### [Objective]
Render every entry exactly as it appears.
□ □ □ □
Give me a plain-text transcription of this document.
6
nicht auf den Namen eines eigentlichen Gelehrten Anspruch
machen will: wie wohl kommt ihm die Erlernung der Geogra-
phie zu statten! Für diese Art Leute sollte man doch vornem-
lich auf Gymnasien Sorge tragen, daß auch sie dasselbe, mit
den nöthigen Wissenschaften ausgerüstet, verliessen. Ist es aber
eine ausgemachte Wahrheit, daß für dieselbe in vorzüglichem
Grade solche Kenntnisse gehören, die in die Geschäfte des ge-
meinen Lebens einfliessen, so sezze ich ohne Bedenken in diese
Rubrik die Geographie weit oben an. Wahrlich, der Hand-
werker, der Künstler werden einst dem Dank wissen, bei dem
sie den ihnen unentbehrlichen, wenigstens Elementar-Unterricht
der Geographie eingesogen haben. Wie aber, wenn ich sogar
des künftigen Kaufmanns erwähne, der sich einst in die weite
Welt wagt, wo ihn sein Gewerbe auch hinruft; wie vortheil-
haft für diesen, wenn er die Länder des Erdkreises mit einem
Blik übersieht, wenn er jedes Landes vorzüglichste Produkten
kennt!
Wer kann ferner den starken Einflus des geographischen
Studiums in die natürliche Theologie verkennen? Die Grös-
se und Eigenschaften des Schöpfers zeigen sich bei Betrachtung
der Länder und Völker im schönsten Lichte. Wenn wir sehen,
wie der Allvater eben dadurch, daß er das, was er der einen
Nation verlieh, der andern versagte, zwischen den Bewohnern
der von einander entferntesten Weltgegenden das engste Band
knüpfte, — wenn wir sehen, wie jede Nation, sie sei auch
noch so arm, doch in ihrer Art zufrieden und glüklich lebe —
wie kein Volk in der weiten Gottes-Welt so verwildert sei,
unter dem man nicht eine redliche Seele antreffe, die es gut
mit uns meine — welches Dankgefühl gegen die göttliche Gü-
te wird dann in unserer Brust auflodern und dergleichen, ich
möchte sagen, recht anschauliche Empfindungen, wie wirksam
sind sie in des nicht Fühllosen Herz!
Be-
□ □ □ □
### [Answer to the exercise]
Give me a plain-text transcription of this document.
6
nicht auf den Namen eines eigentlichen Gelehrten Anspruch
machen will: wie wohl kommt ihm die Erlernung der Geogra-
phie zu statten! Für diese Art Leute sollte man doch vornem-
lich auf Gymnasien Sorge tragen, daß auch sie dasselbe, mit
den nöthigen Wissenschaften ausgerüstet, verliessen. Ist es aber
eine ausgemachte Wahrheit, daß für dieselbe in vorzüglichem
Grade solche Kenntnisse gehören, die in die Geschäfte des ge-
meinen Lebens einfliessen, so sezze ich ohne Bedenken in diese
Rubrik die Geographie weit oben an. Wahrlich, der Hand-
werker, der Künstler werden einst dem Dank wissen, bei dem
sie den ihnen unentbehrlichen, wenigstens Elementar-Unterricht
der Geographie eingesogen haben. Wie aber, wenn ich sogar
des künftigen Kaufmanns erwähne, der sich einst in die weite
Welt wagt, wo ihn sein Gewerbe auch hinruft; wie vortheil-
haft für diesen, wenn er die Länder des Erdkreises mit einem
Blik übersieht, wenn er jedes Landes vorzüglichste Produkten
kennt!
Wer kann ferner den starken Einflus des geographischen
Studiums in die natürliche Theologie verkennen? Die Grös-
se und Eigenschaften des Schöpfers zeigen sich bei Betrachtung
der Länder und Völker im schönsten Lichte. Wenn wir sehen,
wie der Allvater eben dadurch, daß er das, was er der einen
Nation verlieh, der andern versagte, zwischen den Bewohnern
der von einander entferntesten Weltgegenden das engste Band
knüpfte, — wenn wir sehen, wie jede Nation, sie sei auch
noch so arm, doch in ihrer Art zufrieden und glüklich lebe —
wie kein Volk in der weiten Gottes-Welt so verwildert sei,
unter dem man nicht eine redliche Seele antreffe, die es gut
mit uns meine — welches Dankgefühl gegen die göttliche Gü-
te wird dann in unserer Brust auflodern und dergleichen, ich
möchte sagen, recht anschauliche Empfindungen, wie wirksam
sind sie in des nicht Fühllosen Herz!
Be-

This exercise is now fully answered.